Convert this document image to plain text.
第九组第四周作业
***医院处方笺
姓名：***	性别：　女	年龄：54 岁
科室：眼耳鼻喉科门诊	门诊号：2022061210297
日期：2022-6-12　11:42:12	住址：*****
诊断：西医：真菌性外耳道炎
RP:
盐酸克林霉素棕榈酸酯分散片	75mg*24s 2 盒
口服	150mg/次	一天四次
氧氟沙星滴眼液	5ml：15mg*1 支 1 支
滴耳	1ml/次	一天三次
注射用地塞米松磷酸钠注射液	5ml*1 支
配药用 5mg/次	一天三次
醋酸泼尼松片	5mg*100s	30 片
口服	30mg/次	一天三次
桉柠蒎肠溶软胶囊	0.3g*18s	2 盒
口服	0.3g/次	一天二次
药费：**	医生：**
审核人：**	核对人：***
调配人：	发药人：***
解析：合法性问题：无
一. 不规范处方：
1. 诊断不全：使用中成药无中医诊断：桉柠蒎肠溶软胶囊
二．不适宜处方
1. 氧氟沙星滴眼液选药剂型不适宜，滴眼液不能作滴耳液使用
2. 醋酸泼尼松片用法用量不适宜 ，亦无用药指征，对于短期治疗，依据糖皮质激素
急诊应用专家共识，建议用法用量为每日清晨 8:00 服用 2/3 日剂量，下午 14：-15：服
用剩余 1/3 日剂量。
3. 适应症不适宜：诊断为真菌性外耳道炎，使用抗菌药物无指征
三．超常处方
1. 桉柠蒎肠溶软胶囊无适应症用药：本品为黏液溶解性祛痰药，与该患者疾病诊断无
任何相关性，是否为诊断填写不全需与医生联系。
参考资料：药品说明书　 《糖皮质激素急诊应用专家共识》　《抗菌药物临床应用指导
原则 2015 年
^^^^
TASK REQUIREMENTS:
Copy each line above where the string "一天三次" occurs.

RESULT FOR THIS TASK:
滴耳	1ml/次	一天三次
配药用 5mg/次	一天三次
口服	30mg/次	一天三次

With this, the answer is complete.